● WHAT TO DO:
1 - From the CRO marketing text below, return the passage between "2. Micro Conversions" and "engagement and experience.", inclusive, copied word for word.
2 - According to the CRO marketing text below, what does eBay record as a macro conversion?
BEGIN QUOTED TEXT
Now that you understand the before and after of your visitors on your website, the next step is how to do CRO marketing —this time, the right way.
How to do CRO Marketing
In every marketing book ever written and every conversation had with marketing experts, one single thing they all say is — marketing is a process.
And CRO marketing is no different.
Using marketing strategies to optimize conversion rates follows a step-by-step process that allows for observations, research, tests, predictions, etc.
It’s a process that has no end as it continues to grow based on different parameters or goal metrics your business plans to achieve.
And to set you on this path, here’s how you can do your own CRO Marketing;
1. Know which conversion type works for you
Although the end goal for every business is sales — not all of them can have the same type of conversion.
Depending on what type of business model you run and what industry it’s in, what you qualify as conversion will always be different.
This depicts that before the actual primary conversion of all businesses, some other conversions add up before that.
And due to this, conversion types are split into two, namely:
- Macro Conversions
- Micro Conversions
1. Macro Conversions
These can be referred to as actions web visitors take that represent your website’s primary goal or objective.
They accrue to be the sole purpose of every business as it’s considered the final conversion of a customer’s journey
A typical example is with an eCommerce whose macro conversion will be having a web visitor make the final purchase.
eBay, for example, records your final purchase of every item as a macro conversion:
Others come in different forms depending on the business and what model they run:
- Member Signups for a freemium-based platform/software e.g., social media apps and websites
- Form completion for service providers e.g., network providers, law firms, individual consultants, and advisors.
All of these macro conversions are tied toward the business’s primary objective. This then helps create a structure on which your micro-conversions can be built.
2. Micro Conversions
This is defined as the steps that facilitate a web visitor’s journey in reaching the end goal or primary objective of a conversion process.
For the most part, macro conversions might seem like the most important aspect of CRO marketing to a business due to how much it aligns with the primary object.
It however doesn’t paint the full picture of users’ engagement and experience.
Micro conversions, on the other hand, do this by indicating web visitor’s reaction to changes all through different stages of conversion.
Taking on a SaaS business, for example, a typical macro conversion would be a paid subscription.
On the other hand, micro conversions such as free trials, demo requests, newsletter signups, social media follow, PDF downloads, etc. — are all key to the final conversion.
By analyzing your micro-conversions, you can easily spot places in your sales funnel that cause either a spike or drop-off in conversions.
END QUOTED TEXT
BEGIN STORED ROWS
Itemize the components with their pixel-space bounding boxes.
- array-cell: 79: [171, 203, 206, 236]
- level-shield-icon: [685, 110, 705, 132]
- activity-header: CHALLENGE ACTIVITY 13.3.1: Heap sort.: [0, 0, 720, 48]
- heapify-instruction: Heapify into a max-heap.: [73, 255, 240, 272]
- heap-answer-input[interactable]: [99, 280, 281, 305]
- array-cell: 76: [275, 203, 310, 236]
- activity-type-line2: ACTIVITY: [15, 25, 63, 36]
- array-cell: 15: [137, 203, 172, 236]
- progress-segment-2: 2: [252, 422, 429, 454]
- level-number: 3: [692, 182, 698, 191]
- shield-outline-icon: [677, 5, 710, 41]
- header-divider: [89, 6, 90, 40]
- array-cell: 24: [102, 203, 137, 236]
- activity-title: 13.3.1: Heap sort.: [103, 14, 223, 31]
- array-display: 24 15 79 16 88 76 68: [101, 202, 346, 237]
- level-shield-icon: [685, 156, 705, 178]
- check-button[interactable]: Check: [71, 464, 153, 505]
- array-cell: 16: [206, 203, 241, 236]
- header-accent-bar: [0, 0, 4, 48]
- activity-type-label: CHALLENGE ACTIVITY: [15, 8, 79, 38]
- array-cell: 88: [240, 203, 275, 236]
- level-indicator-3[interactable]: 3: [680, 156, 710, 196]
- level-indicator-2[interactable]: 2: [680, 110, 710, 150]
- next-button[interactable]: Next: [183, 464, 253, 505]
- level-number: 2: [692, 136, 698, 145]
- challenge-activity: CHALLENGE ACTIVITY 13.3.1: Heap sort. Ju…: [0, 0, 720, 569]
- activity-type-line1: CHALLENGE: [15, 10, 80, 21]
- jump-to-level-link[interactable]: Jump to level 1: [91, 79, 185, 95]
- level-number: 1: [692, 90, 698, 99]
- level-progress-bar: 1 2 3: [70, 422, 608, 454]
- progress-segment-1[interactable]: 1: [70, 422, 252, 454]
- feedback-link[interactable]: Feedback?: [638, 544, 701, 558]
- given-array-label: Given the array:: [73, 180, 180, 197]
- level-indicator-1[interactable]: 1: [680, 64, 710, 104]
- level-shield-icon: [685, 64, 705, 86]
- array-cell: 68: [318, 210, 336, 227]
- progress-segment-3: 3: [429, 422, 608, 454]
END STORED ROWS
● ANSWERS TO THE EXERCISES:
1 -
2. Micro Conversions
This is defined as the steps that facilitate a web visitor’s journey in reaching the end goal or primary objective of a conversion process.
For the most part, macro conversions might seem like the most important aspect of CRO marketing to a business due to how much it aligns with the primary object.
It however doesn’t paint the full picture of users’ engagement and experience.

2 - eBay records the final purchase of every item as a macro conversion.